Give the data below again exactly as written, without its pictures.

+ + + +

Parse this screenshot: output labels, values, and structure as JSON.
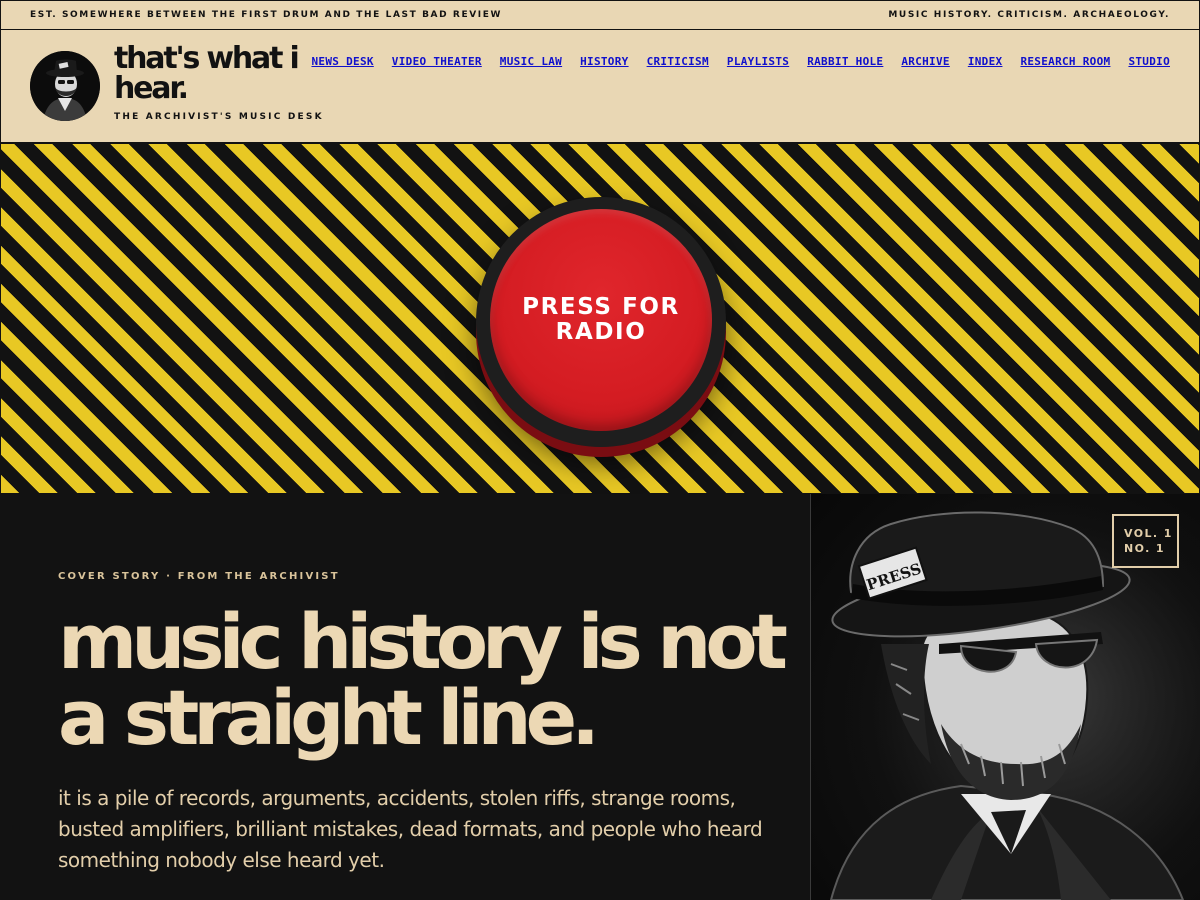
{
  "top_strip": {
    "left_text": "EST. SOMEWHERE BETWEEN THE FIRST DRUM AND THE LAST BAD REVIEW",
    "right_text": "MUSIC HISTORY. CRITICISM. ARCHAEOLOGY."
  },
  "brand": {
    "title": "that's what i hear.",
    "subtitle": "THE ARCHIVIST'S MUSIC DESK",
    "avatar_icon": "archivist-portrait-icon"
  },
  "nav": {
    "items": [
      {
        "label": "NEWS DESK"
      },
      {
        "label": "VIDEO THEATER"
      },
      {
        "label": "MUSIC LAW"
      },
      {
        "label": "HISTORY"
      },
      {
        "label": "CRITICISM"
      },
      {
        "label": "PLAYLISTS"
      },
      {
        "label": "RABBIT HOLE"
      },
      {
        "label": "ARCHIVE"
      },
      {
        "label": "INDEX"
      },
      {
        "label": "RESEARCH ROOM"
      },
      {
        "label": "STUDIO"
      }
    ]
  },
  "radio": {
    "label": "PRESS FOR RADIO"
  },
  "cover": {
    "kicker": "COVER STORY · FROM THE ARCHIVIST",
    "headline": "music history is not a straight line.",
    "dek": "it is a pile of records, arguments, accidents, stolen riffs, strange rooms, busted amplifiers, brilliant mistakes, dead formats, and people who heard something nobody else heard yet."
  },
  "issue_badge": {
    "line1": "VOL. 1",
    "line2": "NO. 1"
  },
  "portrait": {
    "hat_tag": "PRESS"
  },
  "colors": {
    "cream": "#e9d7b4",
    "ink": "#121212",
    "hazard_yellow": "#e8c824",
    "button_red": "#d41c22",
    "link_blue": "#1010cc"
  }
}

+ + + +

Task output
Parse this screenshot: output labels, values, and structure as JSON.
{
  "top_strip": {
    "left_text": "EST. SOMEWHERE BETWEEN THE FIRST DRUM AND THE LAST BAD REVIEW",
    "right_text": "MUSIC HISTORY. CRITICISM. ARCHAEOLOGY."
  },
  "brand": {
    "title": "that's what i hear.",
    "subtitle": "THE ARCHIVIST'S MUSIC DESK",
    "avatar_icon": "archivist-portrait-icon"
  },
  "nav": {
    "items": [
      {
        "label": "NEWS DESK"
      },
      {
        "label": "VIDEO THEATER"
      },
      {
        "label": "MUSIC LAW"
      },
      {
        "label": "HISTORY"
      },
      {
        "label": "CRITICISM"
      },
      {
        "label": "PLAYLISTS"
      },
      {
        "label": "RABBIT HOLE"
      },
      {
        "label": "ARCHIVE"
      },
      {
        "label": "INDEX"
      },
      {
        "label": "RESEARCH ROOM"
      },
      {
        "label": "STUDIO"
      }
    ]
  },
  "radio": {
    "label": "PRESS FOR RADIO"
  },
  "cover": {
    "kicker": "COVER STORY · FROM THE ARCHIVIST",
    "headline": "music history is not a straight line.",
    "dek": "it is a pile of records, arguments, accidents, stolen riffs, strange rooms, busted amplifiers, brilliant mistakes, dead formats, and people who heard something nobody else heard yet."
  },
  "issue_badge": {
    "line1": "VOL. 1",
    "line2": "NO. 1"
  },
  "portrait": {
    "hat_tag": "PRESS"
  },
  "colors": {
    "cream": "#e9d7b4",
    "ink": "#121212",
    "hazard_yellow": "#e8c824",
    "button_red": "#d41c22",
    "link_blue": "#1010cc"
  }
}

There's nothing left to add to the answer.